++++ Listed records

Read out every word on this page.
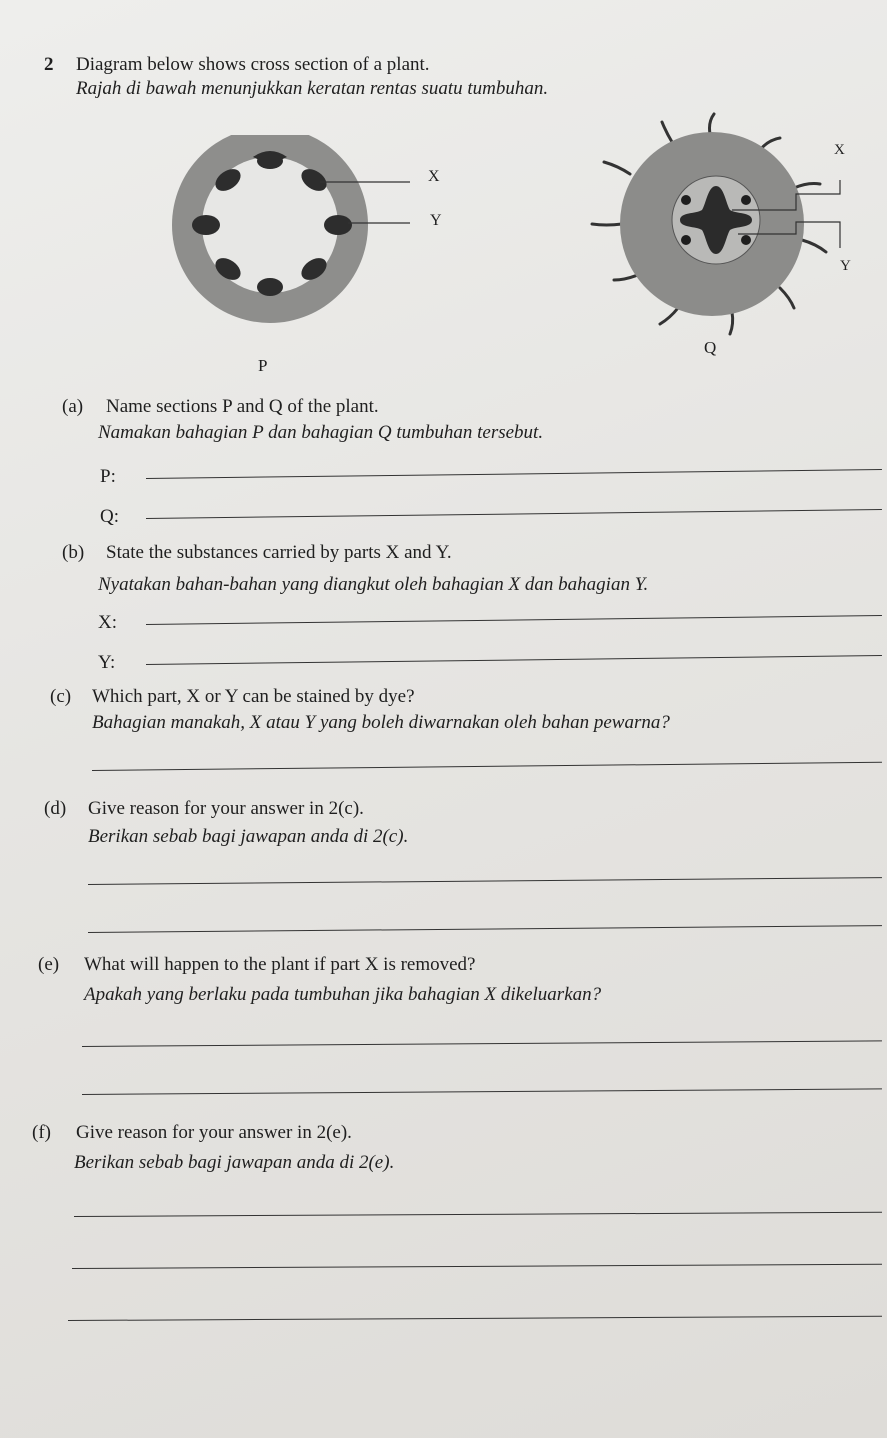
2 Diagram below shows cross section of a plant.
Rajah di bawah menunjukkan keratan rentas suatu tumbuhan.
X
Y
P
X
Y
Q
(a) Name sections P and Q of the plant.
Namakan bahagian P dan bahagian Q tumbuhan tersebut.
P:
Q:
(b) State the substances carried by parts X and Y.
Nyatakan bahan-bahan yang diangkut oleh bahagian X dan bahagian Y.
X:
Y:
(c) Which part, X or Y can be stained by dye?
Bahagian manakah, X atau Y yang boleh diwarnakan oleh bahan pewarna?
(d) Give reason for your answer in 2(c).
Berikan sebab bagi jawapan anda di 2(c).
(e) What will happen to the plant if part X is removed?
Apakah yang berlaku pada tumbuhan jika bahagian X dikeluarkan?
(f) Give reason for your answer in 2(e).
Berikan sebab bagi jawapan anda di 2(e).
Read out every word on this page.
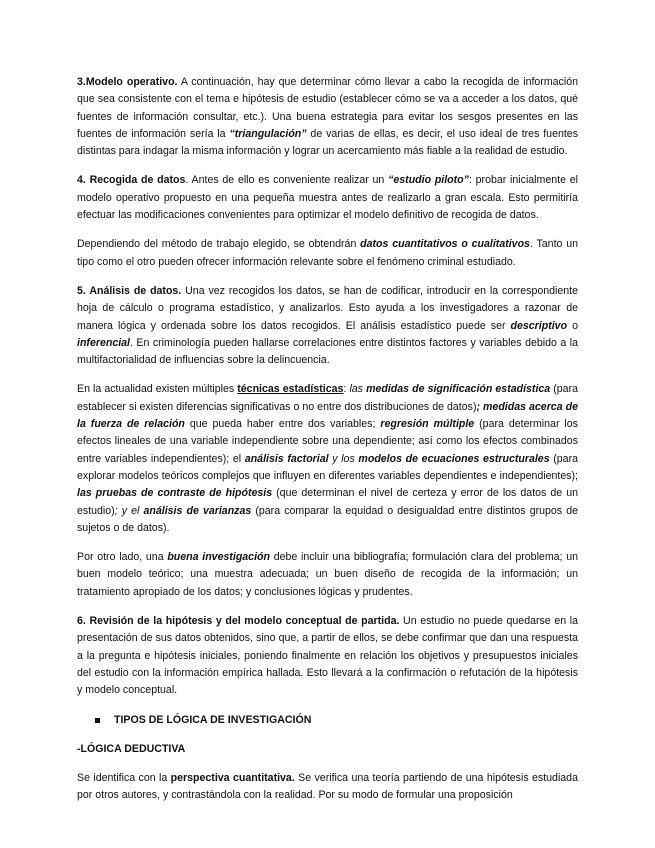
3.Modelo operativo. A continuación, hay que determinar cómo llevar a cabo la recogida de información que sea consistente con el tema e hipótesis de estudio (establecer cómo se va a acceder a los datos, qué fuentes de información consultar, etc.). Una buena estrategia para evitar los sesgos presentes en las fuentes de información sería la “triangulación” de varias de ellas, es decir, el uso ideal de tres fuentes distintas para indagar la misma información y lograr un acercamiento más fiable a la realidad de estudio.

4. Recogida de datos. Antes de ello es conveniente realizar un “estudio piloto”: probar inicialmente el modelo operativo propuesto en una pequeña muestra antes de realizarlo a gran escala. Esto permitiría efectuar las modificaciones convenientes para optimizar el modelo definitivo de recogida de datos.

Dependiendo del método de trabajo elegido, se obtendrán datos cuantitativos o cualitativos. Tanto un tipo como el otro pueden ofrecer información relevante sobre el fenómeno criminal estudiado.

5. Análisis de datos. Una vez recogidos los datos, se han de codificar, introducir en la correspondiente hoja de cálculo o programa estadístico, y analizarlos. Esto ayuda a los investigadores a razonar de manera lógica y ordenada sobre los datos recogidos. El análisis estadístico puede ser descriptivo o inferencial. En criminología pueden hallarse correlaciones entre distintos factores y variables debido a la multifactorialidad de influencias sobre la delincuencia.

En la actualidad existen múltiples técnicas estadísticas: las medidas de significación estadística (para establecer si existen diferencias significativas o no entre dos distribuciones de datos); medidas acerca de la fuerza de relación que pueda haber entre dos variables; regresión múltiple (para determinar los efectos lineales de una variable independiente sobre una dependiente; así como los efectos combinados entre variables independientes); el análisis factorial y los modelos de ecuaciones estructurales (para explorar modelos teóricos complejos que influyen en diferentes variables dependientes e independientes); las pruebas de contraste de hipótesis (que determinan el nivel de certeza y error de los datos de un estudio); y el análisis de varianzas (para comparar la equidad o desigualdad entre distintos grupos de sujetos o de datos).

Por otro lado, una buena investigación debe incluir una bibliografía; formulación clara del problema; un buen modelo teórico; una muestra adecuada; un buen diseño de recogida de la información; un tratamiento apropiado de los datos; y conclusiones lógicas y prudentes.

6. Revisión de la hipótesis y del modelo conceptual de partida. Un estudio no puede quedarse en la presentación de sus datos obtenidos, sino que, a partir de ellos, se debe confirmar que dan una respuesta a la pregunta e hipótesis iniciales, poniendo finalmente en relación los objetivos y presupuestos iniciales del estudio con la información empírica hallada. Esto llevará a la confirmación o refutación de la hipótesis y modelo conceptual.

TIPOS DE LÓGICA DE INVESTIGACIÓN
-LÓGICA DEDUCTIVA

Se identifica con la perspectiva cuantitativa. Se verifica una teoría partiendo de una hipótesis estudiada por otros autores, y contrastándola con la realidad. Por su modo de formular una proposición
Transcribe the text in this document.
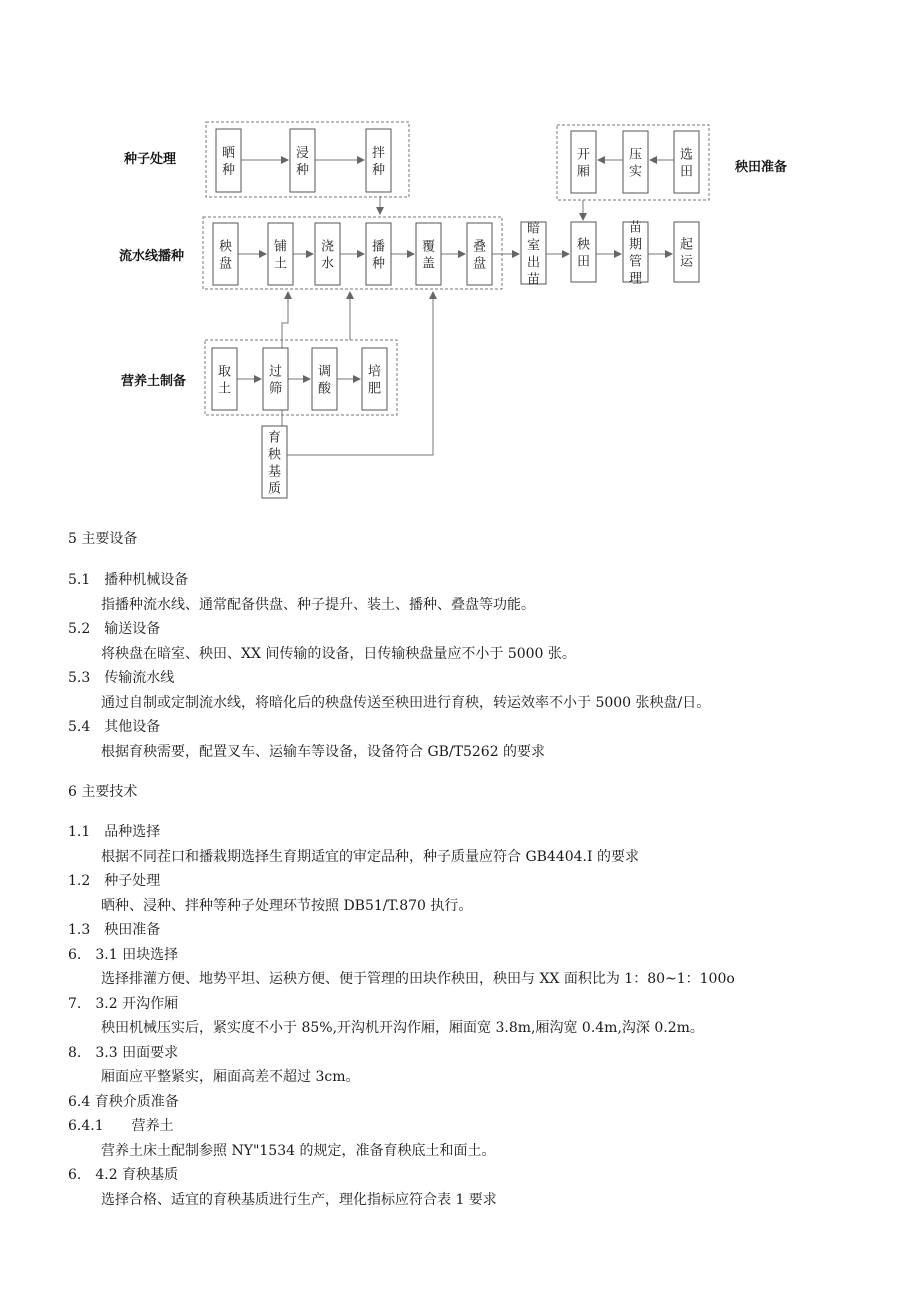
晒种
浸种
拌种
秧盘
铺土
浇水
播种
覆盖
叠盘
暗室出苗
秧田
苗期管理
起运
开厢
压实
选田
取土
过筛
调酸
培肥
育秧基质
种子处理
流水线播种
营养土制备
秧田准备
5 主要设备
5.1　播种机械设备
指播种流水线、通常配备供盘、种子提升、装土、播种、叠盘等功能。
5.2　输送设备
将秧盘在暗室、秧田、XX 间传输的设备，日传输秧盘量应不小于 5000 张。
5.3　传输流水线
通过自制或定制流水线，将暗化后的秧盘传送至秧田进行育秧，转运效率不小于 5000 张秧盘/日。
5.4　其他设备
根据育秧需要，配置叉车、运输车等设备，设备符合 GB/T5262 的要求
6 主要技术
1.1　品种选择
根据不同茬口和播栽期选择生育期适宜的审定品种，种子质量应符合 GB4404.I 的要求
1.2　种子处理
晒种、浸种、拌种等种子处理环节按照 DB51/T.870 执行。
1.3　秧田准备
6.　3.1 田块选择
选择排灌方便、地势平坦、运秧方便、便于管理的田块作秧田，秧田与 XX 面积比为 1：80~1：100o
7.　3.2 开沟作厢
秧田机械压实后，紧实度不小于 85%,开沟机开沟作厢，厢面宽 3.8m,厢沟宽 0.4m,沟深 0.2m。
8.　3.3 田面要求
厢面应平整紧实，厢面高差不超过 3cm。
6.4 育秧介质准备
6.4.1　　营养土
营养土床土配制参照 NY"1534 的规定，准备育秧底土和面土。
6.　4.2 育秧基质
选择合格、适宜的育秧基质进行生产，理化指标应符合表 1 要求
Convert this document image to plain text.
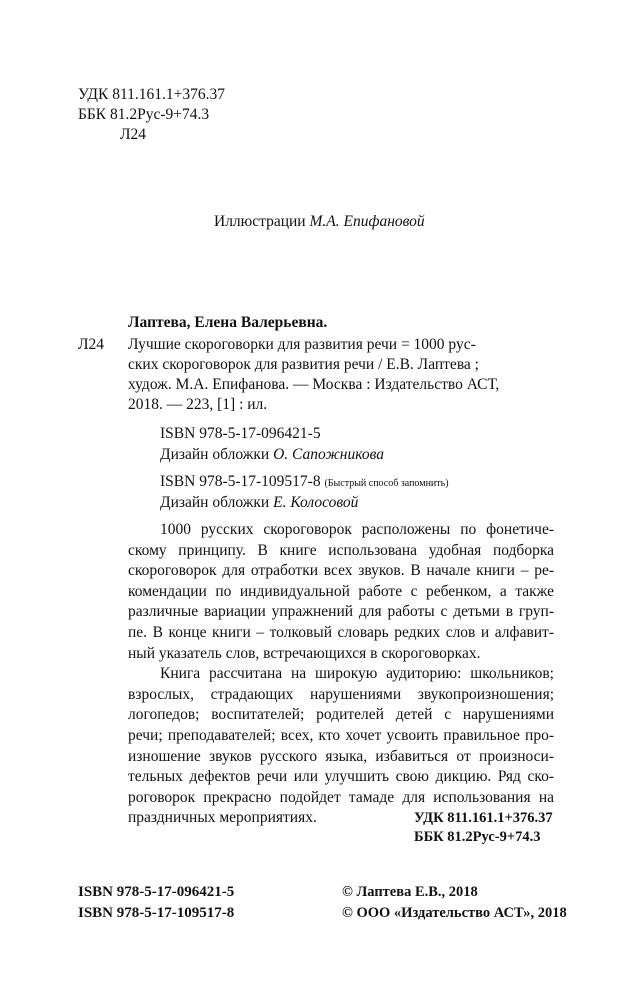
УДК 811.161.1+376.37
ББК 81.2Рус-9+74.3
Л24
Иллюстрации М.А. Епифановой
Лаптева, Елена Валерьевна.
Л24 Лучшие скороговорки для развития речи = 1000 рус-
ских скороговорок для развития речи / Е.В. Лаптева ;
худож. М.А. Епифанова. — Москва : Издательство АСТ,
2018. — 223, [1] : ил.
ISBN 978-5-17-096421-5
Дизайн обложки О. Сапожникова
ISBN 978-5-17-109517-8 (Быстрый способ запомнить)
Дизайн обложки Е. Колосовой
1000 русских скороговорок расположены по фонетиче-
скому принципу. В книге использована удобная подборка
скороговорок для отработки всех звуков. В начале книги – ре-
комендации по индивидуальной работе с ребенком, а также
различные вариации упражнений для работы с детьми в груп-
пе. В конце книги – толковый словарь редких слов и алфавит-
ный указатель слов, встречающихся в скороговорках.
Книга рассчитана на широкую аудиторию: школьников;
взрослых, страдающих нарушениями звукопроизношения;
логопедов; воспитателей; родителей детей с нарушениями
речи; преподавателей; всех, кто хочет усвоить правильное про-
изношение звуков русского языка, избавиться от произноси-
тельных дефектов речи или улучшить свою дикцию. Ряд ско-
роговорок прекрасно подойдет тамаде для использования на
праздничных мероприятиях.	УДК 811.161.1+376.37
ББК 81.2Рус-9+74.3
ISBN 978-5-17-096421-5
ISBN 978-5-17-109517-8
© Лаптева Е.В., 2018
© ООО «Издательство АСТ», 2018
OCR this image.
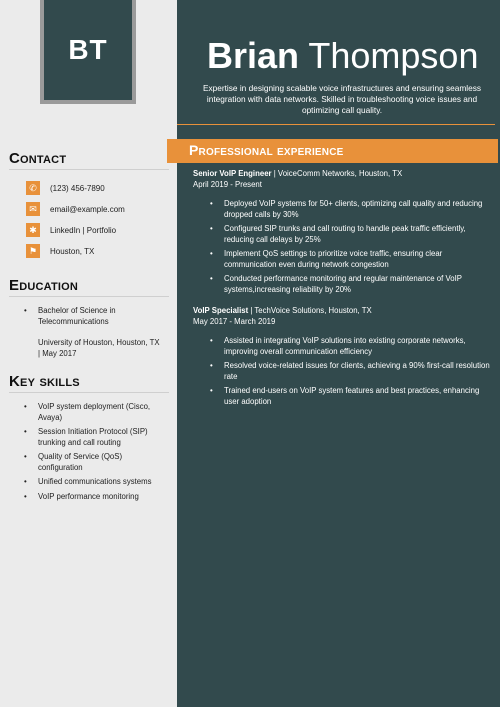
BT	Brian Thompson
Expertise in designing scalable voice infrastructures and ensuring seamless integration with data networks. Skilled in troubleshooting voice issues and optimizing call quality.
Contact
✆	(123) 456-7890
✉	email@example.com
✱	LinkedIn | Portfolio
⚑	Houston, TX
Education
• Bachelor of Science in Telecommunications
University of Houston, Houston, TX | May 2017
Key skills
• VoIP system deployment (Cisco, Avaya)
• Session Initiation Protocol (SIP) trunking and call routing
• Quality of Service (QoS) configuration
• Unified communications systems
• VoIP performance monitoring
Professional experience
Senior VoIP Engineer | VoiceComm Networks, Houston, TX
April 2019 - Present
• Deployed VoIP systems for 50+ clients, optimizing call quality and reducing dropped calls by 30%
• Configured SIP trunks and call routing to handle peak traffic efficiently, reducing call delays by 25%
• Implement QoS settings to prioritize voice traffic, ensuring clear communication even during network congestion
• Conducted performance monitoring and regular maintenance of VoIP systems,increasing reliability by 20%
VoIP Specialist | TechVoice Solutions, Houston, TX
May 2017 - March 2019
• Assisted in integrating VoIP solutions into existing corporate networks, improving overall communication efficiency
• Resolved voice-related issues for clients, achieving a 90% first-call resolution rate
• Trained end-users on VoIP system features and best practices, enhancing user adoption
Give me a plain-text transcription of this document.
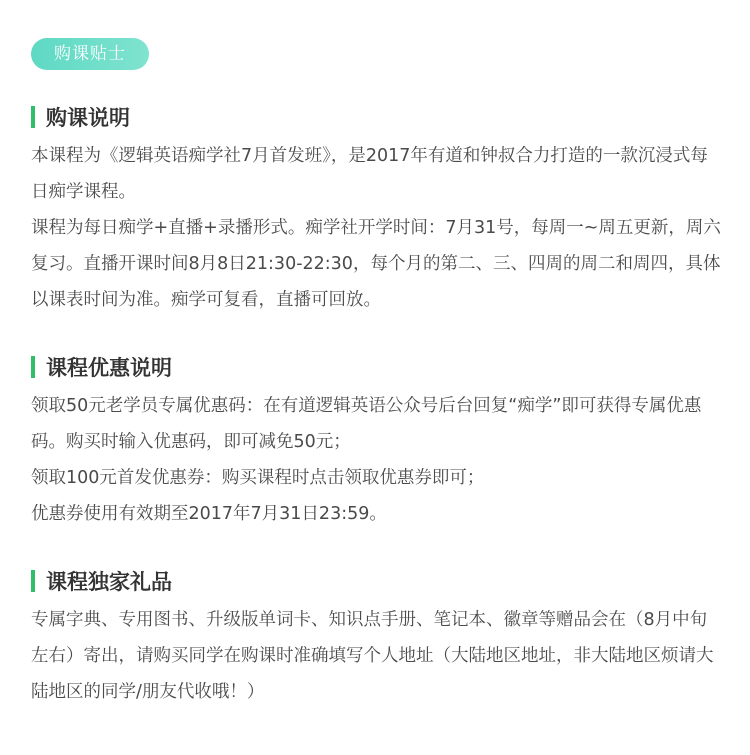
购课贴士
购课说明
本课程为《逻辑英语痴学社7月首发班》，是2017年有道和钟叔合力打造的一款沉浸式每日痴学课程。
课程为每日痴学+直播+录播形式。痴学社开学时间：7月31号，每周一~周五更新，周六复习。直播开课时间8月8日21:30-22:30，每个月的第二、三、四周的周二和周四，具体以课表时间为准。痴学可复看，直播可回放。
课程优惠说明
领取50元老学员专属优惠码：在有道逻辑英语公众号后台回复“痴学”即可获得专属优惠码。购买时输入优惠码，即可减免50元；
领取100元首发优惠券：购买课程时点击领取优惠券即可；
优惠券使用有效期至2017年7月31日23:59。
课程独家礼品
专属字典、专用图书、升级版单词卡、知识点手册、笔记本、徽章等赠品会在（8月中旬左右）寄出，请购买同学在购课时准确填写个人地址（大陆地区地址，非大陆地区烦请大陆地区的同学/朋友代收哦！）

++++++++

* [Work instructions]: Show every line in the entries where the string "reducing" occurs.

* [Exercise solution]:
• Deployed VoIP systems for 50+ clients, optimizing call quality and reducing dropped calls by 30%
• Configured SIP trunks and call routing to handle peak traffic efficiently, reducing call delays by 25%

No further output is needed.